■ Work to do
Return the records word for word. Any pictures in them are not part of the copy.

※

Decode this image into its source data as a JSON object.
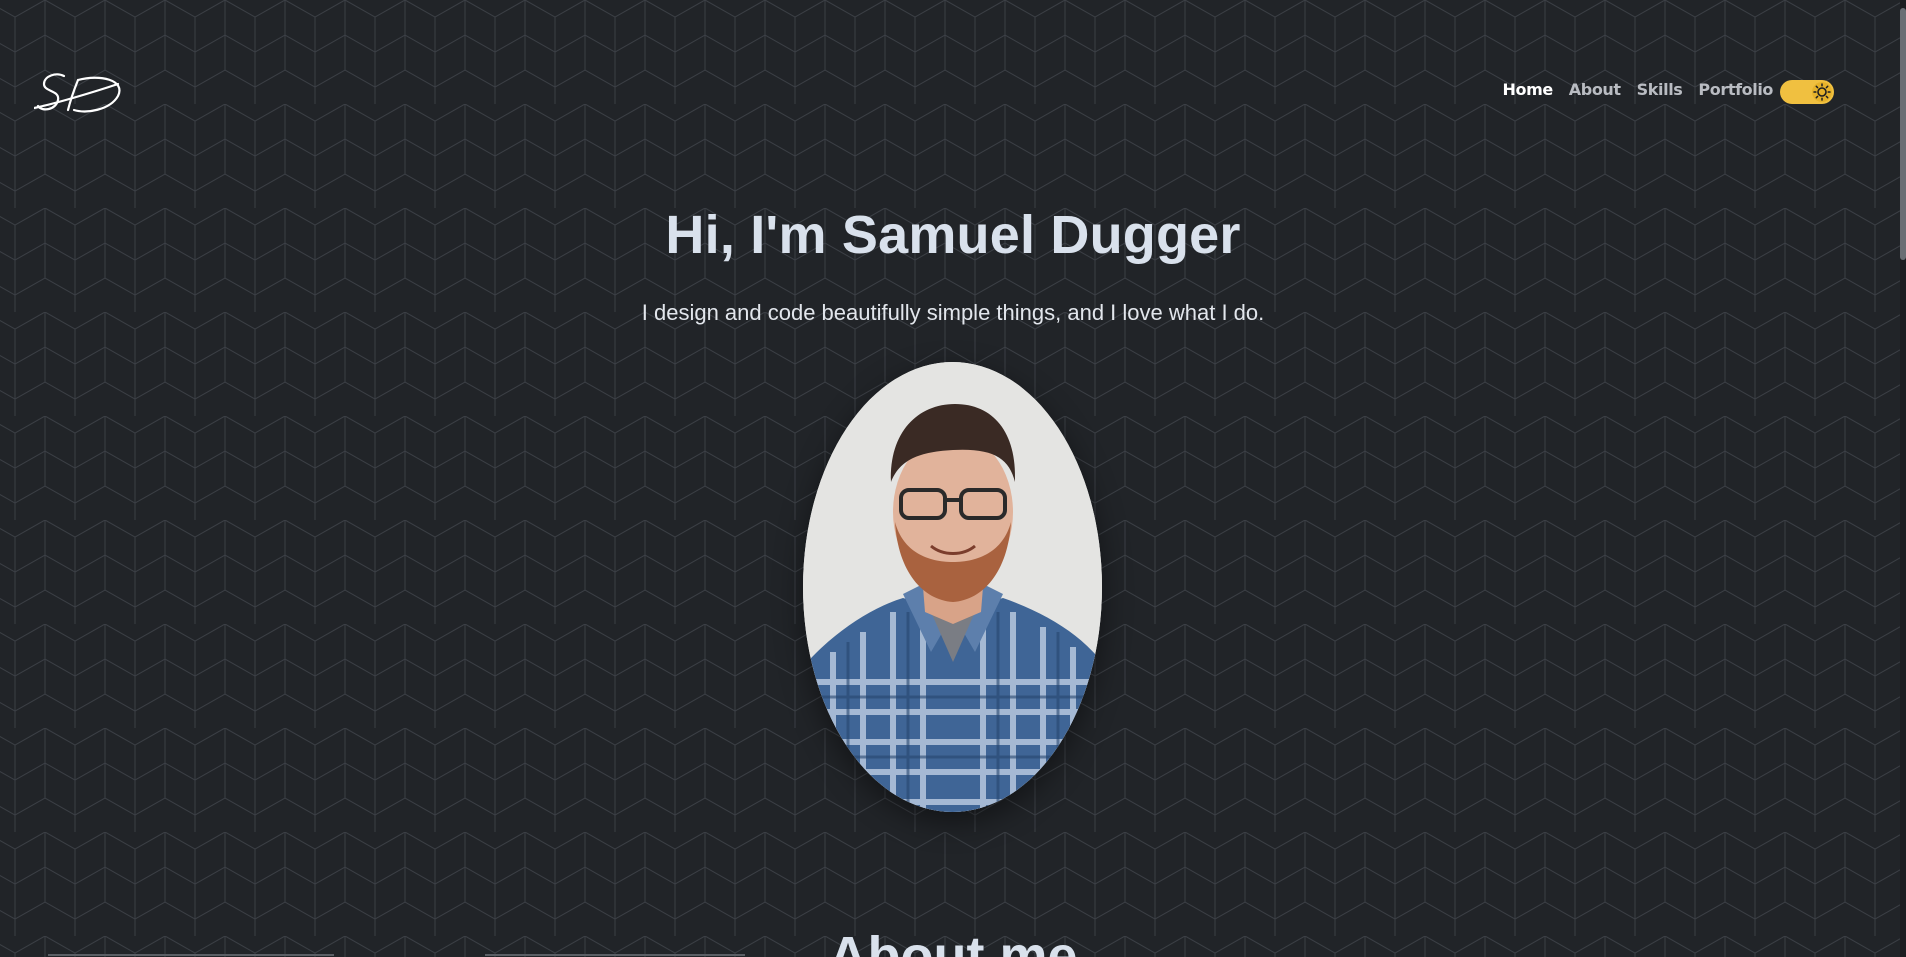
{
  "header": {
    "logo_name": "SD-signature-logo",
    "nav": [
      {
        "label": "Home",
        "active": true
      },
      {
        "label": "About",
        "active": false
      },
      {
        "label": "Skills",
        "active": false
      },
      {
        "label": "Portfolio",
        "active": false
      }
    ],
    "theme_toggle": {
      "state": "on",
      "icon": "sun-icon",
      "accent_color": "#f0c040"
    }
  },
  "hero": {
    "title": "Hi, I'm Samuel Dugger",
    "subtitle": "I design and code beautifully simple things, and I love what I do."
  },
  "next_section": {
    "title": "About me"
  },
  "colors": {
    "background": "#212428",
    "pattern_line": "#3a3e44",
    "title_text": "#d9e1ec"
  }
}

※

■ Answer to the task
Decode this image into its source data as a JSON object.
{
  "header": {
    "logo_name": "SD-signature-logo",
    "nav": [
      {
        "label": "Home",
        "active": true
      },
      {
        "label": "About",
        "active": false
      },
      {
        "label": "Skills",
        "active": false
      },
      {
        "label": "Portfolio",
        "active": false
      }
    ],
    "theme_toggle": {
      "state": "on",
      "icon": "sun-icon",
      "accent_color": "#f0c040"
    }
  },
  "hero": {
    "title": "Hi, I'm Samuel Dugger",
    "subtitle": "I design and code beautifully simple things, and I love what I do."
  },
  "next_section": {
    "title": "About me"
  },
  "colors": {
    "background": "#212428",
    "pattern_line": "#3a3e44",
    "title_text": "#d9e1ec"
  }
}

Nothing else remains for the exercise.